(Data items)
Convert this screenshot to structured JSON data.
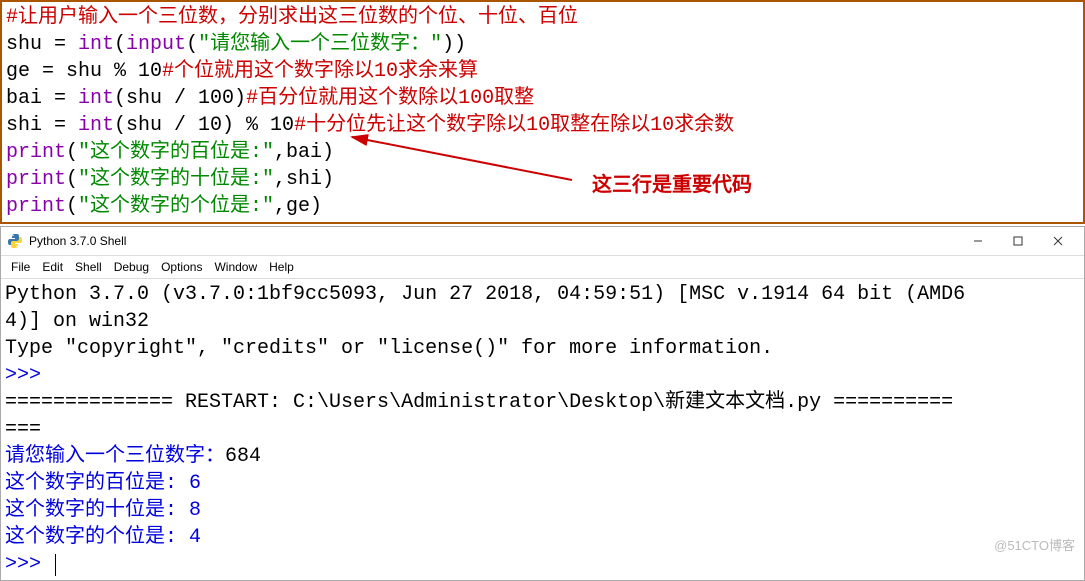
{
  "code": {
    "l1_comment": "#让用户输入一个三位数，分别求出这三位数的个位、十位、百位",
    "l2_pre": "shu = ",
    "l2_int": "int",
    "l2_paren1": "(",
    "l2_input": "input",
    "l2_paren2": "(",
    "l2_str": "\"请您输入一个三位数字：\"",
    "l2_close": "))",
    "l3_pre": "ge = shu % 10",
    "l3_comment": "#个位就用这个数字除以10求余来算",
    "l4_pre": "bai = ",
    "l4_int": "int",
    "l4_mid": "(shu / 100)",
    "l4_comment": "#百分位就用这个数除以100取整",
    "l5_pre": "shi = ",
    "l5_int": "int",
    "l5_mid": "(shu / 10) % 10",
    "l5_comment": "#十分位先让这个数字除以10取整在除以10求余数",
    "l6_print": "print",
    "l6_paren": "(",
    "l6_str": "\"这个数字的百位是:\"",
    "l6_rest": ",bai)",
    "l7_str": "\"这个数字的十位是:\"",
    "l7_rest": ",shi)",
    "l8_str": "\"这个数字的个位是:\"",
    "l8_rest": ",ge)"
  },
  "annotation": {
    "text": "这三行是重要代码"
  },
  "shell": {
    "title": "Python 3.7.0 Shell",
    "menu": [
      "File",
      "Edit",
      "Shell",
      "Debug",
      "Options",
      "Window",
      "Help"
    ],
    "banner1": "Python 3.7.0 (v3.7.0:1bf9cc5093, Jun 27 2018, 04:59:51) [MSC v.1914 64 bit (AMD6",
    "banner2": "4)] on win32",
    "banner3": "Type \"copyright\", \"credits\" or \"license()\" for more information.",
    "prompt": ">>> ",
    "restart1": "============== RESTART: C:\\Users\\Administrator\\Desktop\\新建文本文档.py ==========",
    "restart2": "===",
    "inprompt": "请您输入一个三位数字：",
    "input": "684",
    "out1": "这个数字的百位是: 6",
    "out2": "这个数字的十位是: 8",
    "out3": "这个数字的个位是: 4"
  },
  "watermark": "@51CTO博客"
}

SHORT EXERCISE – Retype all entries exactly as they appear, dropping the images.

FINAL RESULT –
Convert this screenshot to structured JSON data.
{
  "code": {
    "l1_comment": "#让用户输入一个三位数，分别求出这三位数的个位、十位、百位",
    "l2_pre": "shu = ",
    "l2_int": "int",
    "l2_paren1": "(",
    "l2_input": "input",
    "l2_paren2": "(",
    "l2_str": "\"请您输入一个三位数字：\"",
    "l2_close": "))",
    "l3_pre": "ge = shu % 10",
    "l3_comment": "#个位就用这个数字除以10求余来算",
    "l4_pre": "bai = ",
    "l4_int": "int",
    "l4_mid": "(shu / 100)",
    "l4_comment": "#百分位就用这个数除以100取整",
    "l5_pre": "shi = ",
    "l5_int": "int",
    "l5_mid": "(shu / 10) % 10",
    "l5_comment": "#十分位先让这个数字除以10取整在除以10求余数",
    "l6_print": "print",
    "l6_paren": "(",
    "l6_str": "\"这个数字的百位是:\"",
    "l6_rest": ",bai)",
    "l7_str": "\"这个数字的十位是:\"",
    "l7_rest": ",shi)",
    "l8_str": "\"这个数字的个位是:\"",
    "l8_rest": ",ge)"
  },
  "annotation": {
    "text": "这三行是重要代码"
  },
  "shell": {
    "title": "Python 3.7.0 Shell",
    "menu": [
      "File",
      "Edit",
      "Shell",
      "Debug",
      "Options",
      "Window",
      "Help"
    ],
    "banner1": "Python 3.7.0 (v3.7.0:1bf9cc5093, Jun 27 2018, 04:59:51) [MSC v.1914 64 bit (AMD6",
    "banner2": "4)] on win32",
    "banner3": "Type \"copyright\", \"credits\" or \"license()\" for more information.",
    "prompt": ">>> ",
    "restart1": "============== RESTART: C:\\Users\\Administrator\\Desktop\\新建文本文档.py ==========",
    "restart2": "===",
    "inprompt": "请您输入一个三位数字：",
    "input": "684",
    "out1": "这个数字的百位是: 6",
    "out2": "这个数字的十位是: 8",
    "out3": "这个数字的个位是: 4"
  },
  "watermark": "@51CTO博客"
}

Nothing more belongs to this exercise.